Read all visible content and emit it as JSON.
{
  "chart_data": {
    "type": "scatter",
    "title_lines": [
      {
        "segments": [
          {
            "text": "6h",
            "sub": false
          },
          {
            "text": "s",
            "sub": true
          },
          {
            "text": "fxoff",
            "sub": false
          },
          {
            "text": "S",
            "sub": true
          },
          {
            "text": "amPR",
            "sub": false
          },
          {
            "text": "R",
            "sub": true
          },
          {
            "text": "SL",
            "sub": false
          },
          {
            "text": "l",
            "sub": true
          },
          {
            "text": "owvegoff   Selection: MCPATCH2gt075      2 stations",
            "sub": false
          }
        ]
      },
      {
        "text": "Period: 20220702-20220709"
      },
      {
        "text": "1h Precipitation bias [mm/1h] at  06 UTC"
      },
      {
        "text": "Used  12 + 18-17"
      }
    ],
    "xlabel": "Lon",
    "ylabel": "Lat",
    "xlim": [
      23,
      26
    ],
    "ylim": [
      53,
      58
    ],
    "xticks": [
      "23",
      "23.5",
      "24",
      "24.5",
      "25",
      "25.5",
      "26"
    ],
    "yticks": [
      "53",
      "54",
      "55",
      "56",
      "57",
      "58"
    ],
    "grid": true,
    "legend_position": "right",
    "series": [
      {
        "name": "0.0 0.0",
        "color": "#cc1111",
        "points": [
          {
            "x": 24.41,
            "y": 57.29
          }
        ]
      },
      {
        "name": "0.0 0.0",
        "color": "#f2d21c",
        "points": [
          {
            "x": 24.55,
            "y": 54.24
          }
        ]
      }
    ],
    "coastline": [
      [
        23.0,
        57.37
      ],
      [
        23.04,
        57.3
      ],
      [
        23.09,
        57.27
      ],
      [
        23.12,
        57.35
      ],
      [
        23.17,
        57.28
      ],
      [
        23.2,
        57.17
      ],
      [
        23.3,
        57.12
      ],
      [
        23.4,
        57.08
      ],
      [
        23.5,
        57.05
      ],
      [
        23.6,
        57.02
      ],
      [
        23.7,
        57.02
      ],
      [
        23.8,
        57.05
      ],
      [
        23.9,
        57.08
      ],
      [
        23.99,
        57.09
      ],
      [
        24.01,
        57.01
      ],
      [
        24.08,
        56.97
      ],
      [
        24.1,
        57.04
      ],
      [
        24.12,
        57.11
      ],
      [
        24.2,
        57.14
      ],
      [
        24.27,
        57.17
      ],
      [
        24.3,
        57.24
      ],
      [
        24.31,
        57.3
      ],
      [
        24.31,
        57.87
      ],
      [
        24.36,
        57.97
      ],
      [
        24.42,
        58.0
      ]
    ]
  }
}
•••
Show every line in the entries where the string "text" occurs.

            "text": "6h",
            "text": "s",
            "text": "fxoff",
            "text": "S",
            "text": "amPR",
            "text": "R",
            "text": "SL",
            "text": "l",
            "text": "owvegoff   Selection: MCPATCH2gt075      2 stations",
        "text": "Period: 20220702-20220709"
        "text": "1h Precipitation bias [mm/1h] at  06 UTC"
        "text": "Used  12 + 18-17"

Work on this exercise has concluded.